**Exercise brief**
Write down each entry again, exactly as it reads.

** start Information given **

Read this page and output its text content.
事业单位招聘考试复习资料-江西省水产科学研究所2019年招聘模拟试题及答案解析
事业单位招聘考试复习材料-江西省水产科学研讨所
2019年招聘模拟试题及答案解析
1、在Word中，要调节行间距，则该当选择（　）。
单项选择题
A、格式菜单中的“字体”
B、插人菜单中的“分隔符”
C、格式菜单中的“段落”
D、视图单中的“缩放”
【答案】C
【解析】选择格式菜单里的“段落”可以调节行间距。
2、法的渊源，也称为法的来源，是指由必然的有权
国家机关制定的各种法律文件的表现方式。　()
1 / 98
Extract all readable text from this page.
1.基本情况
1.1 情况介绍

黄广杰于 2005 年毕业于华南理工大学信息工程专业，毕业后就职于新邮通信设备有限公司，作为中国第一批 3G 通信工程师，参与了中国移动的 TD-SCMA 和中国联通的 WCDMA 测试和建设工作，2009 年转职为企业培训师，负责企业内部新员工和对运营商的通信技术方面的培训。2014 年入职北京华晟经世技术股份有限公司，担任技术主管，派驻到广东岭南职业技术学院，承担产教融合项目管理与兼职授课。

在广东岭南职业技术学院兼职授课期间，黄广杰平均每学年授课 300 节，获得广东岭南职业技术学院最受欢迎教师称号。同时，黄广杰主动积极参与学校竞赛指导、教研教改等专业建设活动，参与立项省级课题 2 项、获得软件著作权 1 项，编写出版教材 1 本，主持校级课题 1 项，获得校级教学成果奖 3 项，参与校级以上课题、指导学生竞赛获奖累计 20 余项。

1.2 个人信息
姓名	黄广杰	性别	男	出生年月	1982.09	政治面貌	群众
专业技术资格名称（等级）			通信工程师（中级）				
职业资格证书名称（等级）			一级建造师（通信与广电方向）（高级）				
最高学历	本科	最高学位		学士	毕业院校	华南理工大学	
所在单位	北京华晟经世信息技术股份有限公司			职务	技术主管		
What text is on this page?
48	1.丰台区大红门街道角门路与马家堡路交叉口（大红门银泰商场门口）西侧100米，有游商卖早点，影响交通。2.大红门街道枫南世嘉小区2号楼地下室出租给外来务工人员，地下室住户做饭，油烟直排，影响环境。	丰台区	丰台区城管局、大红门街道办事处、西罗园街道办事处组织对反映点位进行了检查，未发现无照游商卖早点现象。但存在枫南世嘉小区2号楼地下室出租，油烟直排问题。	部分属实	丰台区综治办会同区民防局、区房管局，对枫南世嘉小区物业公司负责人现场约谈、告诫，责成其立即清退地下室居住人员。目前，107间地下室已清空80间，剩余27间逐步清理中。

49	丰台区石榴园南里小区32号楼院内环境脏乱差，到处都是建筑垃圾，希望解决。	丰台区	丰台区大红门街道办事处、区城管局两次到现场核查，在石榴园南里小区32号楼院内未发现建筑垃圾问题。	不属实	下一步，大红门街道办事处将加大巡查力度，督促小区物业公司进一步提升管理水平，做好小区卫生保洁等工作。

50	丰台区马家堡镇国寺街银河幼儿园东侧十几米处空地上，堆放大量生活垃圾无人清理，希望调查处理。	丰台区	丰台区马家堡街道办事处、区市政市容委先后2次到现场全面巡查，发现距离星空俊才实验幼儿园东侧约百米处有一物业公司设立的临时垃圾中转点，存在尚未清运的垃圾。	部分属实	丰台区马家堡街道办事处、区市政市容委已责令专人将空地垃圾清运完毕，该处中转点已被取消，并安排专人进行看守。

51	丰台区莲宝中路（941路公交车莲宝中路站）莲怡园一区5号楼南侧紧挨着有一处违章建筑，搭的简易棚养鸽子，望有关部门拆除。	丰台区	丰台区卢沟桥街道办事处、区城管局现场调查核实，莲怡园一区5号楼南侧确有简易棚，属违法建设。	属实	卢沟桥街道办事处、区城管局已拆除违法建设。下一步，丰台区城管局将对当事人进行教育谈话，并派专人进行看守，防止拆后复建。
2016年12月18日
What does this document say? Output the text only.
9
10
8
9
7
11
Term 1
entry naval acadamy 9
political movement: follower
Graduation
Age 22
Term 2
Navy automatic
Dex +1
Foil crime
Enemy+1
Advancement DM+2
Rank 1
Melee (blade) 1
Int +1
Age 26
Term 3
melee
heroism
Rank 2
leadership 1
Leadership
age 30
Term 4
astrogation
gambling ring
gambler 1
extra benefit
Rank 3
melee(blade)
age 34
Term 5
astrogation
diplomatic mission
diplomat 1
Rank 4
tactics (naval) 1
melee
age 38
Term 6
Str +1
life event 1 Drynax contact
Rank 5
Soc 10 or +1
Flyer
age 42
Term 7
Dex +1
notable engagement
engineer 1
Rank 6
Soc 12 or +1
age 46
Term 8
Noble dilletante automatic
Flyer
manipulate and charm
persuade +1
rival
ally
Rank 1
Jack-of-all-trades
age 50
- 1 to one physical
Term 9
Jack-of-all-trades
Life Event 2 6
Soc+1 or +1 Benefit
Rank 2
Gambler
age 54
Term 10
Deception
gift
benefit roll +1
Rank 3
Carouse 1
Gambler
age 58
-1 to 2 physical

** end Information given **

**Expected answer**
Read this page and output its text content.
事业单位招聘考试复习资料-江西省水产科学研究所2019年招聘模拟试题及答案解析
事业单位招聘考试复习材料-江西省水产科学研讨所
2019年招聘模拟试题及答案解析
1、在Word中，要调节行间距，则该当选择（　）。
单项选择题
A、格式菜单中的“字体”
B、插人菜单中的“分隔符”
C、格式菜单中的“段落”
D、视图单中的“缩放”
【答案】C
【解析】选择格式菜单里的“段落”可以调节行间距。
2、法的渊源，也称为法的来源，是指由必然的有权
国家机关制定的各种法律文件的表现方式。　()
1 / 98
Extract all readable text from this page.
1.基本情况
1.1 情况介绍

黄广杰于 2005 年毕业于华南理工大学信息工程专业，毕业后就职于新邮通信设备有限公司，作为中国第一批 3G 通信工程师，参与了中国移动的 TD-SCMA 和中国联通的 WCDMA 测试和建设工作，2009 年转职为企业培训师，负责企业内部新员工和对运营商的通信技术方面的培训。2014 年入职北京华晟经世技术股份有限公司，担任技术主管，派驻到广东岭南职业技术学院，承担产教融合项目管理与兼职授课。

在广东岭南职业技术学院兼职授课期间，黄广杰平均每学年授课 300 节，获得广东岭南职业技术学院最受欢迎教师称号。同时，黄广杰主动积极参与学校竞赛指导、教研教改等专业建设活动，参与立项省级课题 2 项、获得软件著作权 1 项，编写出版教材 1 本，主持校级课题 1 项，获得校级教学成果奖 3 项，参与校级以上课题、指导学生竞赛获奖累计 20 余项。

1.2 个人信息
姓名	黄广杰	性别	男	出生年月	1982.09	政治面貌	群众
专业技术资格名称（等级）			通信工程师（中级）				
职业资格证书名称（等级）			一级建造师（通信与广电方向）（高级）				
最高学历	本科	最高学位		学士	毕业院校	华南理工大学	
所在单位	北京华晟经世信息技术股份有限公司			职务	技术主管		
What text is on this page?
48	1.丰台区大红门街道角门路与马家堡路交叉口（大红门银泰商场门口）西侧100米，有游商卖早点，影响交通。2.大红门街道枫南世嘉小区2号楼地下室出租给外来务工人员，地下室住户做饭，油烟直排，影响环境。	丰台区	丰台区城管局、大红门街道办事处、西罗园街道办事处组织对反映点位进行了检查，未发现无照游商卖早点现象。但存在枫南世嘉小区2号楼地下室出租，油烟直排问题。	部分属实	丰台区综治办会同区民防局、区房管局，对枫南世嘉小区物业公司负责人现场约谈、告诫，责成其立即清退地下室居住人员。目前，107间地下室已清空80间，剩余27间逐步清理中。

49	丰台区石榴园南里小区32号楼院内环境脏乱差，到处都是建筑垃圾，希望解决。	丰台区	丰台区大红门街道办事处、区城管局两次到现场核查，在石榴园南里小区32号楼院内未发现建筑垃圾问题。	不属实	下一步，大红门街道办事处将加大巡查力度，督促小区物业公司进一步提升管理水平，做好小区卫生保洁等工作。

50	丰台区马家堡镇国寺街银河幼儿园东侧十几米处空地上，堆放大量生活垃圾无人清理，希望调查处理。	丰台区	丰台区马家堡街道办事处、区市政市容委先后2次到现场全面巡查，发现距离星空俊才实验幼儿园东侧约百米处有一物业公司设立的临时垃圾中转点，存在尚未清运的垃圾。	部分属实	丰台区马家堡街道办事处、区市政市容委已责令专人将空地垃圾清运完毕，该处中转点已被取消，并安排专人进行看守。

51	丰台区莲宝中路（941路公交车莲宝中路站）莲怡园一区5号楼南侧紧挨着有一处违章建筑，搭的简易棚养鸽子，望有关部门拆除。	丰台区	丰台区卢沟桥街道办事处、区城管局现场调查核实，莲怡园一区5号楼南侧确有简易棚，属违法建设。	属实	卢沟桥街道办事处、区城管局已拆除违法建设。下一步，丰台区城管局将对当事人进行教育谈话，并派专人进行看守，防止拆后复建。
2016年12月18日
What does this document say? Output the text only.
9
10
8
9
7
11
Term 1
entry naval acadamy 9
political movement: follower
Graduation
Age 22
Term 2
Navy automatic
Dex +1
Foil crime
Enemy+1
Advancement DM+2
Rank 1
Melee (blade) 1
Int +1
Age 26
Term 3
melee
heroism
Rank 2
leadership 1
Leadership
age 30
Term 4
astrogation
gambling ring
gambler 1
extra benefit
Rank 3
melee(blade)
age 34
Term 5
astrogation
diplomatic mission
diplomat 1
Rank 4
tactics (naval) 1
melee
age 38
Term 6
Str +1
life event 1 Drynax contact
Rank 5
Soc 10 or +1
Flyer
age 42
Term 7
Dex +1
notable engagement
engineer 1
Rank 6
Soc 12 or +1
age 46
Term 8
Noble dilletante automatic
Flyer
manipulate and charm
persuade +1
rival
ally
Rank 1
Jack-of-all-trades
age 50
- 1 to one physical
Term 9
Jack-of-all-trades
Life Event 2 6
Soc+1 or +1 Benefit
Rank 2
Gambler
age 54
Term 10
Deception
gift
benefit roll +1
Rank 3
Carouse 1
Gambler
age 58
-1 to 2 physical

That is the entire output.